== Material shown ==
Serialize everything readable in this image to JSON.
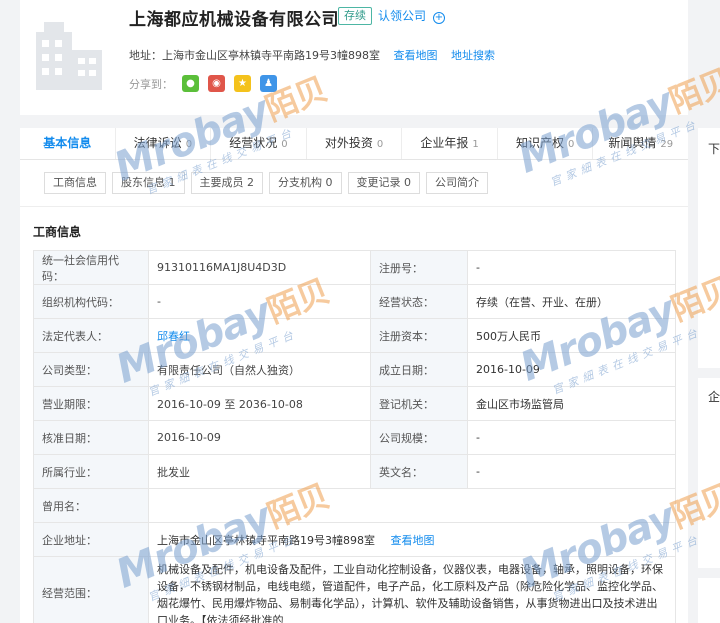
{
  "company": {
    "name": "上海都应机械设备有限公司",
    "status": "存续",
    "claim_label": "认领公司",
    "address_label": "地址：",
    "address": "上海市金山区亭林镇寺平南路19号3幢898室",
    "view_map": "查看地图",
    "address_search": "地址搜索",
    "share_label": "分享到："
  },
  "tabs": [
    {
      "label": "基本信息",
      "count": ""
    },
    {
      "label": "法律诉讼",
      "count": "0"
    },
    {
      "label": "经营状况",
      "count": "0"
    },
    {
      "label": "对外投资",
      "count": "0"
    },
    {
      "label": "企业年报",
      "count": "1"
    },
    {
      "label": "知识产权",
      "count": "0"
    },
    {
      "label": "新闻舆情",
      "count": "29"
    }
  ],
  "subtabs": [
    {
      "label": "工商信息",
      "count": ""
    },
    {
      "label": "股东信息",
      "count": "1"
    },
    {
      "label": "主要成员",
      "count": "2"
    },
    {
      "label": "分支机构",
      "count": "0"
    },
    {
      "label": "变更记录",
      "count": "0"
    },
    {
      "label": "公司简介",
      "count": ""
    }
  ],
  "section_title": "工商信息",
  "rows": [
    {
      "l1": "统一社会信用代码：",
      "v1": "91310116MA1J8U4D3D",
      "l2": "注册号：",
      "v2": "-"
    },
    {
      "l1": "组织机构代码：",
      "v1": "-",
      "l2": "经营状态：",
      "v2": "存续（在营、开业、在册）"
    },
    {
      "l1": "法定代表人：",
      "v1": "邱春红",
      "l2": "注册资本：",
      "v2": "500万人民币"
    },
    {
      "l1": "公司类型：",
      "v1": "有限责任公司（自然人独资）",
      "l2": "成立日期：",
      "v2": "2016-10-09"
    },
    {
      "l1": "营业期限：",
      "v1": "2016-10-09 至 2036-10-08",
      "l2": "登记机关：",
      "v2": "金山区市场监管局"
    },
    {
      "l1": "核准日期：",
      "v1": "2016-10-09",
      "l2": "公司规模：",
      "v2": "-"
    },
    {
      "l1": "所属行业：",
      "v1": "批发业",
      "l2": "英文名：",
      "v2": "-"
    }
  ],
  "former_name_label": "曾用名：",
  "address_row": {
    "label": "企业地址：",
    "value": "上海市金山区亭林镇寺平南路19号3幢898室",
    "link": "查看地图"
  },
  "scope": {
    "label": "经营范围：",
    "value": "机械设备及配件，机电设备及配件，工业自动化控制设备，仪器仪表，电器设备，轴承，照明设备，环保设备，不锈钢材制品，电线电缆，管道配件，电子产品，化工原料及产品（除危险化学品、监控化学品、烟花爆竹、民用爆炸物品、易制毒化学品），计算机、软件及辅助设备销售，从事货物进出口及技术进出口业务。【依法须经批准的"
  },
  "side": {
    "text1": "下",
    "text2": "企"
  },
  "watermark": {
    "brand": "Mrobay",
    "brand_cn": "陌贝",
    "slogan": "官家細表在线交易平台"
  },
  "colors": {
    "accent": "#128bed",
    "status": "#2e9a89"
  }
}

== Exercise task ==
All of the material above is to be copied exactly, except for its images.

== Solution to this problem ==
Serialize everything readable in this image to JSON.
{
  "company": {
    "name": "上海都应机械设备有限公司",
    "status": "存续",
    "claim_label": "认领公司",
    "address_label": "地址：",
    "address": "上海市金山区亭林镇寺平南路19号3幢898室",
    "view_map": "查看地图",
    "address_search": "地址搜索",
    "share_label": "分享到："
  },
  "tabs": [
    {
      "label": "基本信息",
      "count": ""
    },
    {
      "label": "法律诉讼",
      "count": "0"
    },
    {
      "label": "经营状况",
      "count": "0"
    },
    {
      "label": "对外投资",
      "count": "0"
    },
    {
      "label": "企业年报",
      "count": "1"
    },
    {
      "label": "知识产权",
      "count": "0"
    },
    {
      "label": "新闻舆情",
      "count": "29"
    }
  ],
  "subtabs": [
    {
      "label": "工商信息",
      "count": ""
    },
    {
      "label": "股东信息",
      "count": "1"
    },
    {
      "label": "主要成员",
      "count": "2"
    },
    {
      "label": "分支机构",
      "count": "0"
    },
    {
      "label": "变更记录",
      "count": "0"
    },
    {
      "label": "公司简介",
      "count": ""
    }
  ],
  "section_title": "工商信息",
  "rows": [
    {
      "l1": "统一社会信用代码：",
      "v1": "91310116MA1J8U4D3D",
      "l2": "注册号：",
      "v2": "-"
    },
    {
      "l1": "组织机构代码：",
      "v1": "-",
      "l2": "经营状态：",
      "v2": "存续（在营、开业、在册）"
    },
    {
      "l1": "法定代表人：",
      "v1": "邱春红",
      "l2": "注册资本：",
      "v2": "500万人民币"
    },
    {
      "l1": "公司类型：",
      "v1": "有限责任公司（自然人独资）",
      "l2": "成立日期：",
      "v2": "2016-10-09"
    },
    {
      "l1": "营业期限：",
      "v1": "2016-10-09 至 2036-10-08",
      "l2": "登记机关：",
      "v2": "金山区市场监管局"
    },
    {
      "l1": "核准日期：",
      "v1": "2016-10-09",
      "l2": "公司规模：",
      "v2": "-"
    },
    {
      "l1": "所属行业：",
      "v1": "批发业",
      "l2": "英文名：",
      "v2": "-"
    }
  ],
  "former_name_label": "曾用名：",
  "address_row": {
    "label": "企业地址：",
    "value": "上海市金山区亭林镇寺平南路19号3幢898室",
    "link": "查看地图"
  },
  "scope": {
    "label": "经营范围：",
    "value": "机械设备及配件，机电设备及配件，工业自动化控制设备，仪器仪表，电器设备，轴承，照明设备，环保设备，不锈钢材制品，电线电缆，管道配件，电子产品，化工原料及产品（除危险化学品、监控化学品、烟花爆竹、民用爆炸物品、易制毒化学品），计算机、软件及辅助设备销售，从事货物进出口及技术进出口业务。【依法须经批准的"
  },
  "side": {
    "text1": "下",
    "text2": "企"
  },
  "watermark": {
    "brand": "Mrobay",
    "brand_cn": "陌贝",
    "slogan": "官家細表在线交易平台"
  },
  "colors": {
    "accent": "#128bed",
    "status": "#2e9a89"
  }
}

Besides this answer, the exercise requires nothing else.